# EXTRACTED TEXT:
No, I’m talking about Feig’s distinctive brand of humor. His rambling brand of comedy, in which actors ad-lib for interminable scenes in a scattershot attempt at making characters who are quirky and lovable. It’s not funny or endearing, it’s just lazy and annoying. It’s a directorial style so invasive that it overpowers any genre and any performance. There was never a chance that Ghostbusters (2016) was going to work as a balanced horror/comedy/adventure when Feig and his cast deliver comedy with all the precision and subtlety of John Rambo delivering 0.30-caliber rounds.

For that matter, this imbalance was also a huge problem with Spy and The Heat. It’s not that Feig can’t make a good spy thriller or a good action flick, because he’s clearly proven that he can — he just can’t make a decent action film that’s also a comedy. This is most likely why neither of those movies ever got sequels. Then again, it worked perfectly well with Bridesmaids — which had the freedom to be a full-on romcom without any obligation to balance that with any other genre — and that movie never got a sequel either. In fact, it’s very rare for comedy movies from any filmmaker to ever get sequels.

And why is that? Because sooner or later, the joke gets old. Most filmmakers can’t keep a comedy premise going for two films, but Feig’s comedy can’t even last for one movie. He has to keep jumping genres in a failed attempt at keeping his style fresh.

So here we are with A Simple Favor, in which Feig tries his hand at a new genre: The semi-erotic mystery thriller. Adapted from the 2017 novel by Darcey Bell (and optioned before the book had even been published), Feig directs from a screenplay by Jessica Sharzer, late of American Horror Story and… ugh, Nerve.

Anna Kendrick stars as Stephanie Smothers, a single mother living off the life insurance payout from her recently deceased husband. She’s a naive romantic and a lonely busybody with too much energy and no life aside from raising her son. So she volunteers for everything and keeps a cooking/crafting vlog, doing everything she possibly can in a hopeless and misguided attempt at getting people to like her. She just wants a friend and a shoulder to cry on. Enter Emily Nelson, played by Blake Lively.

Emily and Stephanie meet through their sons, who go to school together. Emily takes a liking to Stephanie, who of course reacts strongly to any kind of positive attention. It also helps that Emily lives in an opulent house, she has a handsome and loving husband (Sean, played by Henry Golding), she has a wonderfully successful career, and perhaps most importantly, Emily simply does not give a fuck. She drinks. She swears. She has a full-frontal nude portrait of herself in her living room. Yet she’s perfectly calm and put together, every word delivered from her lips with cold and calculated precision.

[Coordinate annotation records]
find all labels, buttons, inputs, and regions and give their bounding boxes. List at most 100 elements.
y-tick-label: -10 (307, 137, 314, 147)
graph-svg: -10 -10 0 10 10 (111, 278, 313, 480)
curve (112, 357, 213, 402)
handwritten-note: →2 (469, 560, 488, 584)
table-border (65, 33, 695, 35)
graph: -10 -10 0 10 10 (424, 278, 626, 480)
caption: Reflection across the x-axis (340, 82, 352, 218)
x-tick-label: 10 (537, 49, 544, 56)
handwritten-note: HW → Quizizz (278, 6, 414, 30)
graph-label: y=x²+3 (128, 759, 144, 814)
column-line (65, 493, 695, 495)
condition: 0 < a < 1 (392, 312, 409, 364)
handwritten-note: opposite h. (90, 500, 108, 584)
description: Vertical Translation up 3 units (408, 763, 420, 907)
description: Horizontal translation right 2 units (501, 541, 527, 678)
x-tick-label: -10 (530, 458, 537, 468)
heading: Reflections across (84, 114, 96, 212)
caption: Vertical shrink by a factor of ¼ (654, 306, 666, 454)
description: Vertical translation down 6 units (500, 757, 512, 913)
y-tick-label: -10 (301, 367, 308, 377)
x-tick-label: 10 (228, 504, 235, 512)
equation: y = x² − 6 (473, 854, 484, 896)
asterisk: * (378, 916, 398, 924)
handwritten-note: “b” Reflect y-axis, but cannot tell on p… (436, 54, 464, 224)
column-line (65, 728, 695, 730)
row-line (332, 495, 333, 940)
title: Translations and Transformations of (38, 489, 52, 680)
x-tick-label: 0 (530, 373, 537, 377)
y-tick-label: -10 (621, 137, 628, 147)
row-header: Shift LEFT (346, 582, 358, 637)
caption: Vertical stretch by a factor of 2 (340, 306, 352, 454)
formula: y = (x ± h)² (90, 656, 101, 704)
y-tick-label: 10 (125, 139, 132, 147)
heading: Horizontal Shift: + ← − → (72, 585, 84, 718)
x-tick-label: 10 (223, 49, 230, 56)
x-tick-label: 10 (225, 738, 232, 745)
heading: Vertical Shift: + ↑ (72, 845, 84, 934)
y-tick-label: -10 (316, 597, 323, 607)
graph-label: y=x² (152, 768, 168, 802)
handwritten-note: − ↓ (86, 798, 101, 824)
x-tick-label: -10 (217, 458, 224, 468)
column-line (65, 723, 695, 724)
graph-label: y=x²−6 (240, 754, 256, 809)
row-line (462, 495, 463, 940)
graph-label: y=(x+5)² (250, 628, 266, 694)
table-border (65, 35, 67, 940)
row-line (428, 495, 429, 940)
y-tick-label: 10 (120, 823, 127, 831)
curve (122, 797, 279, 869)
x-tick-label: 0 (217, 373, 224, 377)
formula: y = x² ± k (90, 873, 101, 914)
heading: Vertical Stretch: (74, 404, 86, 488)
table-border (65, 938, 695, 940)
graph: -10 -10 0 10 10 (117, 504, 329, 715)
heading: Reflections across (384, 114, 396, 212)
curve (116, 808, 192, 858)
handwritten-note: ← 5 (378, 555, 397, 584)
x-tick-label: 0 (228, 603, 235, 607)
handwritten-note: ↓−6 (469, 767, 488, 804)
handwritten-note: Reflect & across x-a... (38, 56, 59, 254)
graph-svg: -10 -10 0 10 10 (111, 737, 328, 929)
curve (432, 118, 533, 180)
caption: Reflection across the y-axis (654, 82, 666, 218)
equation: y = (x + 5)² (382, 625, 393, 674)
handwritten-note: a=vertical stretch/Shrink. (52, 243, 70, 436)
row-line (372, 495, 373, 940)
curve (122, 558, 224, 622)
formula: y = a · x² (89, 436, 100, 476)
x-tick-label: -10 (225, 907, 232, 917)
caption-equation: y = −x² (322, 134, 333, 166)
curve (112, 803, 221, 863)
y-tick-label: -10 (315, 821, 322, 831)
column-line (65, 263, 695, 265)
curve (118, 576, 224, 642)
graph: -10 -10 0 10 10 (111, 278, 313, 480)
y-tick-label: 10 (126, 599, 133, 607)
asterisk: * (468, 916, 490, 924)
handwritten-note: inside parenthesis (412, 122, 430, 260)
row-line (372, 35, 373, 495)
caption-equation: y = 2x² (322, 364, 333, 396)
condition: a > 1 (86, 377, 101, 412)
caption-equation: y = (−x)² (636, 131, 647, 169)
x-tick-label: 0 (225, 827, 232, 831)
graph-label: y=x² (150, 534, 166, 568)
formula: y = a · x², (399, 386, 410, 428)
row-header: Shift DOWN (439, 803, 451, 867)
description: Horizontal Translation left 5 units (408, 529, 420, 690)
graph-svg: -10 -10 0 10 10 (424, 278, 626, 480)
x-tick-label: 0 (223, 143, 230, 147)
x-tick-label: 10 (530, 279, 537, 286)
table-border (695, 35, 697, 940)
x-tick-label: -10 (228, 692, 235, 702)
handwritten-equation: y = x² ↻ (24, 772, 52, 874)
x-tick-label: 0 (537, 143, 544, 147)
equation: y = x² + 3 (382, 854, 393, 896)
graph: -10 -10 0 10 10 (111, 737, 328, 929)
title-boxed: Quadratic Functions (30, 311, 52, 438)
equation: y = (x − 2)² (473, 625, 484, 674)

# TO BE DONE:
1. Using the review, decide whether each statement agrees with it, answering yes or no and quoting the words that settle it: (a) Bridesmaids got a sequel; (b) A Simple Favor is adapted from a 2017 novel by Darcey Bell; (c) Sean is played by Henry Golding.
2. Quote the passage of the review starting with "Emily and Stephanie" and going on through "and calculated precision.".

# WORKED SOLUTIONS:
1.
(a) No: "and that movie never got a sequel either"
(b) Yes: "Adapted from the 2017 novel by Darcey Bell"
(c) Yes: "(Sean, played by Henry Golding)"

2.
Emily and Stephanie meet through their sons, who go to school together. Emily takes a liking to Stephanie, who of course reacts strongly to any kind of positive attention. It also helps that Emily lives in an opulent house, she has a handsome and loving husband (Sean, played by Henry Golding), she has a wonderfully successful career, and perhaps most importantly, Emily simply does not give a fuck. She drinks. She swears. She has a full-frontal nude portrait of herself in her living room. Yet she’s perfectly calm and put together, every word delivered from her lips with cold and calculated precision.